■ Written request: Gather all lines containing the string "Bray" and copy them out.

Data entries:
☆ ☆ ☆ ☆ ☆

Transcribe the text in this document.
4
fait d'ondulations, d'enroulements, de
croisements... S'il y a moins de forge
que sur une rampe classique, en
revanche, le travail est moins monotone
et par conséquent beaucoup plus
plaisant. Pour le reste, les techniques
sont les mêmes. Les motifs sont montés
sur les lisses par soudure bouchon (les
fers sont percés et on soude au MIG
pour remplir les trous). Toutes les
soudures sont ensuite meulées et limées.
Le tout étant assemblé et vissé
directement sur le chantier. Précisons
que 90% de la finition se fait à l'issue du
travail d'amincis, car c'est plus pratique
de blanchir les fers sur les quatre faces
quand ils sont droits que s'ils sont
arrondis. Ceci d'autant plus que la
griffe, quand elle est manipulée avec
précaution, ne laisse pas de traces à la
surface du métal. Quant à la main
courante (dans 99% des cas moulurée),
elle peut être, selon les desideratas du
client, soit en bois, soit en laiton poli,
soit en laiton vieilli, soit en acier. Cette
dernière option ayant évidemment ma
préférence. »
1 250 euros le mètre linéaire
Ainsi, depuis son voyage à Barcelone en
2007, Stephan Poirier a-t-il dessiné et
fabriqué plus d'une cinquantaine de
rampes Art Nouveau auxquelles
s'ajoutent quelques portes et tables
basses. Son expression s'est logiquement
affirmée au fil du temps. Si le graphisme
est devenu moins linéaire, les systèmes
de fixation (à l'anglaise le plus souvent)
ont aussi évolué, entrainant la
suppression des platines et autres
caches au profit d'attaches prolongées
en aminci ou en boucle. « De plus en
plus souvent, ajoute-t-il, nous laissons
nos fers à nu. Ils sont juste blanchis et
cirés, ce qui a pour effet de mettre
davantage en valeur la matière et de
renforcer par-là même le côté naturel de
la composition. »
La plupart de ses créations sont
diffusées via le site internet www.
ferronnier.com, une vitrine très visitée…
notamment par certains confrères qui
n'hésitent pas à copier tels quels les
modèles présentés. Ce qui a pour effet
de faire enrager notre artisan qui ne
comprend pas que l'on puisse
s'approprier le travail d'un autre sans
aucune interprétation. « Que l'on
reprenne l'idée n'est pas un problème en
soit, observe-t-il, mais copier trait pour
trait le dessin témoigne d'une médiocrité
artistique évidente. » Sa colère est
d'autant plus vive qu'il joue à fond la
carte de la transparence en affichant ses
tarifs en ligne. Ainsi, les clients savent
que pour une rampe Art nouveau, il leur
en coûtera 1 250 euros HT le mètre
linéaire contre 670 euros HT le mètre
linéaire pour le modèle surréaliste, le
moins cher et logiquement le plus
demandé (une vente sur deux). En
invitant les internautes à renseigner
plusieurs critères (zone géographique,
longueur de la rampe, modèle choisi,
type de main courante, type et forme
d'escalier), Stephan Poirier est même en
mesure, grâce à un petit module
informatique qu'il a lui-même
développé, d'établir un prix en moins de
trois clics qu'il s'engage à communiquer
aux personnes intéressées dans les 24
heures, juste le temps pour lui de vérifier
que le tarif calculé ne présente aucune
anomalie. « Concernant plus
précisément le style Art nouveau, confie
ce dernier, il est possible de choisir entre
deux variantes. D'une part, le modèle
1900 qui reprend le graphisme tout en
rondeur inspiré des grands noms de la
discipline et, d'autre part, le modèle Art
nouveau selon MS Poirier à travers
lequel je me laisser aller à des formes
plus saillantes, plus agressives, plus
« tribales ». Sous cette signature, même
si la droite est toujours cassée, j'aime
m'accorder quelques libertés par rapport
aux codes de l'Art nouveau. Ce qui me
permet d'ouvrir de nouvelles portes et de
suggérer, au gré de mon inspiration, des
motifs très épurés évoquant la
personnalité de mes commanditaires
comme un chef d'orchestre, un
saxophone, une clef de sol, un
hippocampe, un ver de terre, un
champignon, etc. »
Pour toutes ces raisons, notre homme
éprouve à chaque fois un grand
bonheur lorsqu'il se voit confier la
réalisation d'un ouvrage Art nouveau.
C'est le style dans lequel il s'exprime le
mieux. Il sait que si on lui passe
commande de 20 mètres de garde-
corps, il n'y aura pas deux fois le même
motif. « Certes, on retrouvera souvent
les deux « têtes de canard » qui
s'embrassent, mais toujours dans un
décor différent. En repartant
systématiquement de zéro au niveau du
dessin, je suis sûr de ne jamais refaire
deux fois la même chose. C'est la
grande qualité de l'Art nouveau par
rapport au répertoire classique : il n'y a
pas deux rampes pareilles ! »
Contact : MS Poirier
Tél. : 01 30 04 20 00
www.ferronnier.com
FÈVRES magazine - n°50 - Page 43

☆ ☆ ☆ ☆ ☆

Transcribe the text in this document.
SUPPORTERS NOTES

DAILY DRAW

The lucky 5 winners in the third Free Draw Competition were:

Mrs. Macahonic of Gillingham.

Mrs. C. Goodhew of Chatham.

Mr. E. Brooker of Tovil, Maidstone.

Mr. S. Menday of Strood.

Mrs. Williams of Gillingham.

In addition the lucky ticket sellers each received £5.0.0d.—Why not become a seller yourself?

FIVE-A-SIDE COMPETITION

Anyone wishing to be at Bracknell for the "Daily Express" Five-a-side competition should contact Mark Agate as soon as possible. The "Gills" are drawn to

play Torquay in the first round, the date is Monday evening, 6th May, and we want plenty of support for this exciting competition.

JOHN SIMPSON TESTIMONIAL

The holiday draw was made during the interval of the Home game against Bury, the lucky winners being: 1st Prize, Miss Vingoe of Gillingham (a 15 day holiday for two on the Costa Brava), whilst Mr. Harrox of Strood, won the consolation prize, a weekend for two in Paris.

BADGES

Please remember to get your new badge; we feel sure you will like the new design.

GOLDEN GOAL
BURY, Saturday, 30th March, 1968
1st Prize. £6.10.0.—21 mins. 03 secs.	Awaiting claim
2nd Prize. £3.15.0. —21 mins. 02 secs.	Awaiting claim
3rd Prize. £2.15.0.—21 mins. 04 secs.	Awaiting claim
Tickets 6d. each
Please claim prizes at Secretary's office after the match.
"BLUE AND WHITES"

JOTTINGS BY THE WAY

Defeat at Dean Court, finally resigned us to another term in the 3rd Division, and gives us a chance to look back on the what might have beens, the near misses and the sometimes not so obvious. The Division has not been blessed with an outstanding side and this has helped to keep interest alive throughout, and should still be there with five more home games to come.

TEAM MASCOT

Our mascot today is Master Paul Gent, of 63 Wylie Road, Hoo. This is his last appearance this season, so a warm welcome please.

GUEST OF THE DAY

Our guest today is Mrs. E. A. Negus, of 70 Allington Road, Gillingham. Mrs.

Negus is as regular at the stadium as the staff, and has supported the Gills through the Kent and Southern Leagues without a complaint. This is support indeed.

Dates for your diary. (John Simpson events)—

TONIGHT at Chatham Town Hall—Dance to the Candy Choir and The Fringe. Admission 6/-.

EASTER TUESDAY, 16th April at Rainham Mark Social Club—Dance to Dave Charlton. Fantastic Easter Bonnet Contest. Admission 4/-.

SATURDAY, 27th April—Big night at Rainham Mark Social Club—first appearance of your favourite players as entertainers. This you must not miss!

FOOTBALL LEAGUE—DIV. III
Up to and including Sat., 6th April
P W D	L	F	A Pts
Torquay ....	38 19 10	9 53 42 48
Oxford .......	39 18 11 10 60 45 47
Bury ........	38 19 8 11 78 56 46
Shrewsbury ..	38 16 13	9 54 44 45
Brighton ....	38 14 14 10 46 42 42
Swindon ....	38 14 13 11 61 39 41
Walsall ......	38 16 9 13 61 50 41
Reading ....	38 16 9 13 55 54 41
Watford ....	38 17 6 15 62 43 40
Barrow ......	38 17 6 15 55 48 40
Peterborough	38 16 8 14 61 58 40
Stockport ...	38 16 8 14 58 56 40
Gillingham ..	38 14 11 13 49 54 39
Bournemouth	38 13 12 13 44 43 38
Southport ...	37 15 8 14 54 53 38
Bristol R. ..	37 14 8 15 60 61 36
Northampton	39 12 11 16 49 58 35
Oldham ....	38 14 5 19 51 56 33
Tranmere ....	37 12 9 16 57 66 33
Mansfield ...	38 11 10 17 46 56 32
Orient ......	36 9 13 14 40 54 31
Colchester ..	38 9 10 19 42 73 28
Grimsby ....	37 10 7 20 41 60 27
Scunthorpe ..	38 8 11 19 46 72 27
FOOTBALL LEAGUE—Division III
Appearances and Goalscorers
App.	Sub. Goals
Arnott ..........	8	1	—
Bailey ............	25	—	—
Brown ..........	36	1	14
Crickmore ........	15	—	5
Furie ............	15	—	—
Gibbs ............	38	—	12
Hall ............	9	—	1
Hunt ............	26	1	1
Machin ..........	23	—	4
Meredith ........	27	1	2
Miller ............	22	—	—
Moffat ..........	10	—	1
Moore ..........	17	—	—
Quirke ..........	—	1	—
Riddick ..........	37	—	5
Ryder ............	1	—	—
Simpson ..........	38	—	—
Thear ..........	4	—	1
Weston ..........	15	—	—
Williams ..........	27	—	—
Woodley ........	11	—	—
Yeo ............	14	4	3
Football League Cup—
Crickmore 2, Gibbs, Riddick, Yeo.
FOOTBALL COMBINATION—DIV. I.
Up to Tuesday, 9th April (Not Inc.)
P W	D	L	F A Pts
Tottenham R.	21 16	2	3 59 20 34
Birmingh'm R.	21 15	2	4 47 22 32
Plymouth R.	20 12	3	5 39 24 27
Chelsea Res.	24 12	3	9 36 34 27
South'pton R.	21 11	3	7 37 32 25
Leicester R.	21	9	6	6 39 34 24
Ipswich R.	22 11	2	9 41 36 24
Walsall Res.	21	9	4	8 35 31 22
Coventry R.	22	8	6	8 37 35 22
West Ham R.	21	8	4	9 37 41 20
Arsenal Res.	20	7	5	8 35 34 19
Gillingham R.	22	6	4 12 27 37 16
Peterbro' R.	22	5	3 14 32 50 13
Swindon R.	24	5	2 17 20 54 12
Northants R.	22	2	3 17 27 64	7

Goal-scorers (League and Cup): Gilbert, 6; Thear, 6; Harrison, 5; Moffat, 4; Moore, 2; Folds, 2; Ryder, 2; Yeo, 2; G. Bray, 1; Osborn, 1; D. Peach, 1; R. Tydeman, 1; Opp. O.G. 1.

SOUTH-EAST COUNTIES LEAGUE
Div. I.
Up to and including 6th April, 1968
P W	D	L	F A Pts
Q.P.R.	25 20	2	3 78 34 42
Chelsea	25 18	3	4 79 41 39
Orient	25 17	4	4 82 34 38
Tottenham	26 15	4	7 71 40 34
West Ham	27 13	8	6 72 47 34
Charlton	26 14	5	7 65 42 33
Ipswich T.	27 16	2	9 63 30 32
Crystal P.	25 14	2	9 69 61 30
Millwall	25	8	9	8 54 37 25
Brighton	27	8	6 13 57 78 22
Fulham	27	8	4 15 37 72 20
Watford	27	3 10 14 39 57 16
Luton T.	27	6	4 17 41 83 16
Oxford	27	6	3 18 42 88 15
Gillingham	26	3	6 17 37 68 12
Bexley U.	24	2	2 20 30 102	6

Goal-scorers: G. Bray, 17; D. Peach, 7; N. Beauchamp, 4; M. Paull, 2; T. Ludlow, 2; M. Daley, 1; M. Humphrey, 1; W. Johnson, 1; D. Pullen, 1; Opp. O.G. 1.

☆ ☆ ☆ ☆ ☆

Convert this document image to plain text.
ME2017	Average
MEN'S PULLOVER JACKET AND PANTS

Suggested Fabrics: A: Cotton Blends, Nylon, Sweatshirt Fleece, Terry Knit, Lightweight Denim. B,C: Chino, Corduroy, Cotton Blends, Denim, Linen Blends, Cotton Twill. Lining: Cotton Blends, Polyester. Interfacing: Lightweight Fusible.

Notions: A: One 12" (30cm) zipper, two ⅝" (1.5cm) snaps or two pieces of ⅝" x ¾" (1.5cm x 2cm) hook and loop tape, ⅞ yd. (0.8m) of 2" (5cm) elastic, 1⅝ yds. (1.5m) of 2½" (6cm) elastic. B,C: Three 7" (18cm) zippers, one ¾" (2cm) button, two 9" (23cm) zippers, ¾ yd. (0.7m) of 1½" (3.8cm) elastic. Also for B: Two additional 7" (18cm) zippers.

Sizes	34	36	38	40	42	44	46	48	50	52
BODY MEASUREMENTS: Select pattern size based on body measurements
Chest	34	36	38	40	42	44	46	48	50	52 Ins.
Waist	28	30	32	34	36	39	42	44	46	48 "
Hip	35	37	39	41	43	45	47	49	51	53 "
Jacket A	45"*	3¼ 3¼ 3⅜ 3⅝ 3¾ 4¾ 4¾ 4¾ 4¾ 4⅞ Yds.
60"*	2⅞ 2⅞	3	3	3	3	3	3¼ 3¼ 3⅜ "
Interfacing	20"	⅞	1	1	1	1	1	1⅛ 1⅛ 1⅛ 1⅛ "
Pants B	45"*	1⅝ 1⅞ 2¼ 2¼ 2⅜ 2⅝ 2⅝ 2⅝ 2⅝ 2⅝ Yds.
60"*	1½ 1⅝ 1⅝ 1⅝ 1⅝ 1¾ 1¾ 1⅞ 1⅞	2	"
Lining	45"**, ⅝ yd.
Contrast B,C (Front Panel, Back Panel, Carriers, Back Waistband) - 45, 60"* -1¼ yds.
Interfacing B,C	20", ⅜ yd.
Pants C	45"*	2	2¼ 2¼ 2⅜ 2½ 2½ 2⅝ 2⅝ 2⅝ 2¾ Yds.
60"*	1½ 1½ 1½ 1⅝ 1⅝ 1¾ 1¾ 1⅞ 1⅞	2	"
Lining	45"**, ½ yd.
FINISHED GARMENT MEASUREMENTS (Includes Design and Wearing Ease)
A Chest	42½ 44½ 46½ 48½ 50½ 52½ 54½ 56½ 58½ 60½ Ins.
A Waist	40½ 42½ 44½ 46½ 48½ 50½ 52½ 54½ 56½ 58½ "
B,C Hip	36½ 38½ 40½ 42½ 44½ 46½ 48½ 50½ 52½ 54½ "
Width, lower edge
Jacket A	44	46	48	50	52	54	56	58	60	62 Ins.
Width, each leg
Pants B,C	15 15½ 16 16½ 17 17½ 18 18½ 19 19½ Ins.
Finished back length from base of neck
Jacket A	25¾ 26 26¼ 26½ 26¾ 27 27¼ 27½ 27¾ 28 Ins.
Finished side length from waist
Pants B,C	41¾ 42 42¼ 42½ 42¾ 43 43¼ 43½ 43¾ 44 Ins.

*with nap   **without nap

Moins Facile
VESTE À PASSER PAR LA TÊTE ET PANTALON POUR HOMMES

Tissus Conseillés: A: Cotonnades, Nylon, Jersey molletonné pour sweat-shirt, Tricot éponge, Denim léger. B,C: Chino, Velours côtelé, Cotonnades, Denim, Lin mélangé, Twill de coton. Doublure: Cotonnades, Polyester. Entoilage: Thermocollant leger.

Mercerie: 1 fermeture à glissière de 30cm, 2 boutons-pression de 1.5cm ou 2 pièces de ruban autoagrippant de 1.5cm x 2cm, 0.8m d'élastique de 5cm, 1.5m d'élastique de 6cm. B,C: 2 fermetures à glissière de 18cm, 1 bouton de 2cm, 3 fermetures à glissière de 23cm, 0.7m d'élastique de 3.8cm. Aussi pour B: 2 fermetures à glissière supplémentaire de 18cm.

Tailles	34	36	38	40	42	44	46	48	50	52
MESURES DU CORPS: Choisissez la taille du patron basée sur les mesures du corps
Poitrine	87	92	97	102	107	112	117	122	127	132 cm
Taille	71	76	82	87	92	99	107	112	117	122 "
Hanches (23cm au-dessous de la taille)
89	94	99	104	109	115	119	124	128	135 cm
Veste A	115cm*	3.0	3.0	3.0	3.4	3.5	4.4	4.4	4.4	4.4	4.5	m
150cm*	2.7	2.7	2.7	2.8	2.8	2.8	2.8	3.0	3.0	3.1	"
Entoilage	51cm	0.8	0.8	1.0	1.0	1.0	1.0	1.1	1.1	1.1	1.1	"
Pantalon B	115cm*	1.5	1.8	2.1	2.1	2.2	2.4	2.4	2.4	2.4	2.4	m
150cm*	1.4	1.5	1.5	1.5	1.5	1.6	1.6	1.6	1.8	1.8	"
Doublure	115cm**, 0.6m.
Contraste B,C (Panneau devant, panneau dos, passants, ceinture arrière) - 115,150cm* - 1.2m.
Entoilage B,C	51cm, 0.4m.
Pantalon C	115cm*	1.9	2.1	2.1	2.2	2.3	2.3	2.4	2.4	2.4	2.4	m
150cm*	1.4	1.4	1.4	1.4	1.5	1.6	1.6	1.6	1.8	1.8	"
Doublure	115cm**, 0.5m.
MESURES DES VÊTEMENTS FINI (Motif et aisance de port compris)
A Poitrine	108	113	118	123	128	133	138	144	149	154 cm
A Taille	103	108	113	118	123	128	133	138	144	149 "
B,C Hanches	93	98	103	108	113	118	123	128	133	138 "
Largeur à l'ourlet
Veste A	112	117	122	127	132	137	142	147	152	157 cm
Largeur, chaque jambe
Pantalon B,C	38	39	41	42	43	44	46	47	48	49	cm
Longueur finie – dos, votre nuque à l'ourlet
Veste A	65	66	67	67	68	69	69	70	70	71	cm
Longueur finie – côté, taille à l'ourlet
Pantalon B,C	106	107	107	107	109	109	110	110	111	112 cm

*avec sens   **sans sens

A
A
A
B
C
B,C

☆ ☆ ☆ ☆ ☆

■ Final answer:
Goal-scorers (League and Cup): Gilbert, 6; Thear, 6; Harrison, 5; Moffat, 4; Moore, 2; Folds, 2; Ryder, 2; Yeo, 2; G. Bray, 1; Osborn, 1; D. Peach, 1; R. Tydeman, 1; Opp. O.G. 1.
Goal-scorers: G. Bray, 17; D. Peach, 7; N. Beauchamp, 4; M. Paull, 2; T. Ludlow, 2; M. Daley, 1; M. Humphrey, 1; W. Johnson, 1; D. Pullen, 1; Opp. O.G. 1.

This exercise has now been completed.